Go through the listing and set it down exactly, leaving out its pictures.
:: RECORDS PROVIDED ::
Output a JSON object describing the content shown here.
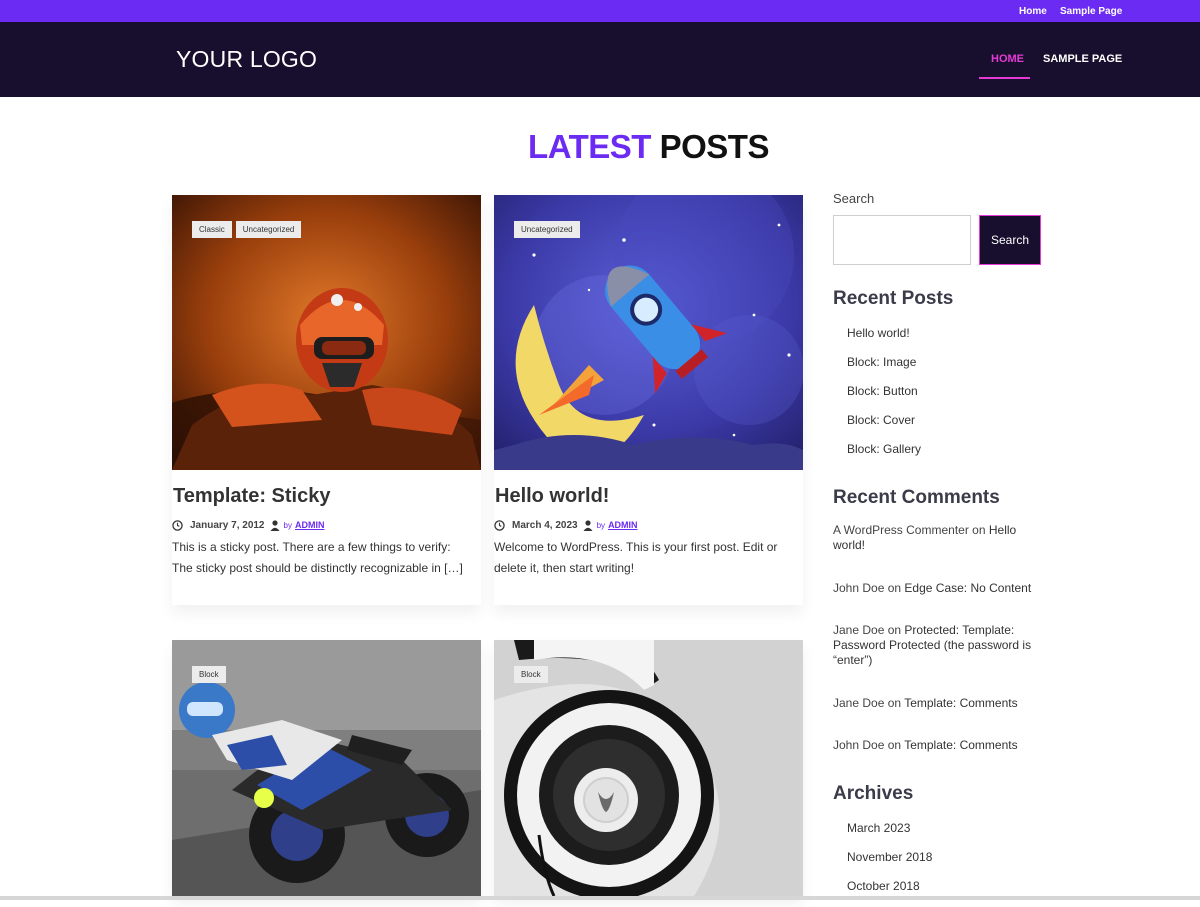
{
  "topbar": {
    "links": [
      "Home",
      "Sample Page"
    ]
  },
  "header": {
    "logo": "YOUR LOGO",
    "nav": [
      {
        "label": "HOME"
      },
      {
        "label": "SAMPLE PAGE"
      }
    ]
  },
  "section": {
    "title_accent": "LATEST",
    "title_rest": "POSTS"
  },
  "posts": [
    {
      "title": "Template: Sticky",
      "date": "January 7, 2012",
      "by": "by",
      "author": "ADMIN",
      "excerpt": "This is a sticky post. There are a few things to verify: The sticky post should be distinctly recognizable in […]",
      "tags": [
        "Classic",
        "Uncategorized"
      ]
    },
    {
      "title": "Hello world!",
      "date": "March 4, 2023",
      "by": "by",
      "author": "ADMIN",
      "excerpt": "Welcome to WordPress. This is your first post. Edit or delete it, then start writing!",
      "tags": [
        "Uncategorized"
      ]
    },
    {
      "tags": [
        "Block"
      ]
    },
    {
      "tags": [
        "Block"
      ]
    }
  ],
  "sidebar": {
    "search_label": "Search",
    "search_button": "Search",
    "recent_posts_title": "Recent Posts",
    "recent_posts": [
      "Hello world!",
      "Block: Image",
      "Block: Button",
      "Block: Cover",
      "Block: Gallery"
    ],
    "recent_comments_title": "Recent Comments",
    "comments": [
      {
        "author": "A WordPress Commenter",
        "on": "on",
        "post": "Hello world!"
      },
      {
        "author": "John Doe",
        "on": "on",
        "post": "Edge Case: No Content"
      },
      {
        "author": "Jane Doe",
        "on": "on",
        "post": "Protected: Template: Password Protected (the password is “enter”)"
      },
      {
        "author": "Jane Doe",
        "on": "on",
        "post": "Template: Comments"
      },
      {
        "author": "John Doe",
        "on": "on",
        "post": "Template: Comments"
      }
    ],
    "archives_title": "Archives",
    "archives": [
      "March 2023",
      "November 2018",
      "October 2018"
    ]
  },
  "colors": {
    "accent": "#6c2bf2",
    "header_bg": "#170f2d",
    "nav_active": "#e63ad5"
  },
  "icons": {
    "date": "clock-icon",
    "author": "user-icon"
  }
}
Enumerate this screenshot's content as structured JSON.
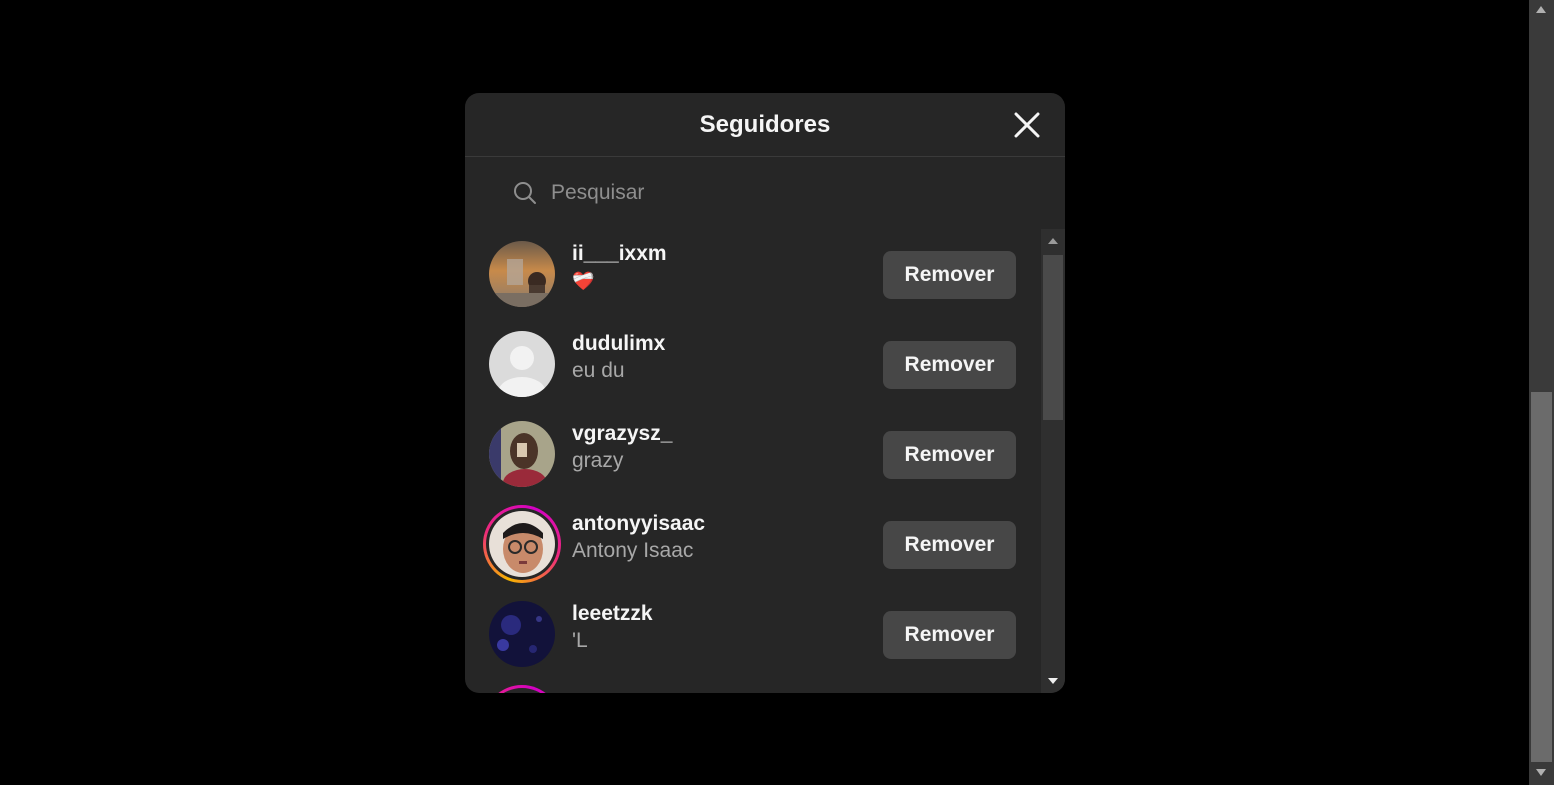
{
  "modal": {
    "title": "Seguidores",
    "close_icon": "close-icon"
  },
  "search": {
    "placeholder": "Pesquisar",
    "value": "",
    "icon": "search-icon"
  },
  "followers": [
    {
      "username": "ii___ixxm",
      "fullname": "❤️‍🩹",
      "avatar": "photo-sunset",
      "story": false,
      "button": "Remover"
    },
    {
      "username": "dudulimx",
      "fullname": "eu du",
      "avatar": "default-avatar",
      "story": false,
      "button": "Remover"
    },
    {
      "username": "vgrazysz_",
      "fullname": "grazy",
      "avatar": "photo-mirror-selfie",
      "story": false,
      "button": "Remover"
    },
    {
      "username": "antonyyisaac",
      "fullname": "Antony Isaac",
      "avatar": "photo-selfie-glasses",
      "story": true,
      "button": "Remover"
    },
    {
      "username": "leeetzzk",
      "fullname": "'L",
      "avatar": "photo-jellyfish",
      "story": false,
      "button": "Remover"
    }
  ],
  "colors": {
    "background": "#000000",
    "modal": "#262626",
    "button": "#474747",
    "text_primary": "#f5f5f5",
    "text_secondary": "#a8a8a8"
  }
}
:::
• _ANSWER TO THIS PROBLEM_
Output a JSON object describing the content shown here.
{
  "topbar": {
    "links": [
      "Home",
      "Sample Page"
    ]
  },
  "header": {
    "logo": "YOUR LOGO",
    "nav": [
      {
        "label": "HOME"
      },
      {
        "label": "SAMPLE PAGE"
      }
    ]
  },
  "section": {
    "title_accent": "LATEST",
    "title_rest": "POSTS"
  },
  "posts": [
    {
      "title": "Template: Sticky",
      "date": "January 7, 2012",
      "by": "by",
      "author": "ADMIN",
      "excerpt": "This is a sticky post. There are a few things to verify: The sticky post should be distinctly recognizable in […]",
      "tags": [
        "Classic",
        "Uncategorized"
      ]
    },
    {
      "title": "Hello world!",
      "date": "March 4, 2023",
      "by": "by",
      "author": "ADMIN",
      "excerpt": "Welcome to WordPress. This is your first post. Edit or delete it, then start writing!",
      "tags": [
        "Uncategorized"
      ]
    },
    {
      "tags": [
        "Block"
      ]
    },
    {
      "tags": [
        "Block"
      ]
    }
  ],
  "sidebar": {
    "search_label": "Search",
    "search_button": "Search",
    "recent_posts_title": "Recent Posts",
    "recent_posts": [
      "Hello world!",
      "Block: Image",
      "Block: Button",
      "Block: Cover",
      "Block: Gallery"
    ],
    "recent_comments_title": "Recent Comments",
    "comments": [
      {
        "author": "A WordPress Commenter",
        "on": "on",
        "post": "Hello world!"
      },
      {
        "author": "John Doe",
        "on": "on",
        "post": "Edge Case: No Content"
      },
      {
        "author": "Jane Doe",
        "on": "on",
        "post": "Protected: Template: Password Protected (the password is “enter”)"
      },
      {
        "author": "Jane Doe",
        "on": "on",
        "post": "Template: Comments"
      },
      {
        "author": "John Doe",
        "on": "on",
        "post": "Template: Comments"
      }
    ],
    "archives_title": "Archives",
    "archives": [
      "March 2023",
      "November 2018",
      "October 2018"
    ]
  },
  "colors": {
    "accent": "#6c2bf2",
    "header_bg": "#170f2d",
    "nav_active": "#e63ad5"
  },
  "icons": {
    "date": "clock-icon",
    "author": "user-icon"
  }
}
Enumerate this screenshot's content as structured JSON.
{
  "modal": {
    "title": "Seguidores",
    "close_icon": "close-icon"
  },
  "search": {
    "placeholder": "Pesquisar",
    "value": "",
    "icon": "search-icon"
  },
  "followers": [
    {
      "username": "ii___ixxm",
      "fullname": "❤️‍🩹",
      "avatar": "photo-sunset",
      "story": false,
      "button": "Remover"
    },
    {
      "username": "dudulimx",
      "fullname": "eu du",
      "avatar": "default-avatar",
      "story": false,
      "button": "Remover"
    },
    {
      "username": "vgrazysz_",
      "fullname": "grazy",
      "avatar": "photo-mirror-selfie",
      "story": false,
      "button": "Remover"
    },
    {
      "username": "antonyyisaac",
      "fullname": "Antony Isaac",
      "avatar": "photo-selfie-glasses",
      "story": true,
      "button": "Remover"
    },
    {
      "username": "leeetzzk",
      "fullname": "'L",
      "avatar": "photo-jellyfish",
      "story": false,
      "button": "Remover"
    }
  ],
  "colors": {
    "background": "#000000",
    "modal": "#262626",
    "button": "#474747",
    "text_primary": "#f5f5f5",
    "text_secondary": "#a8a8a8"
  }
}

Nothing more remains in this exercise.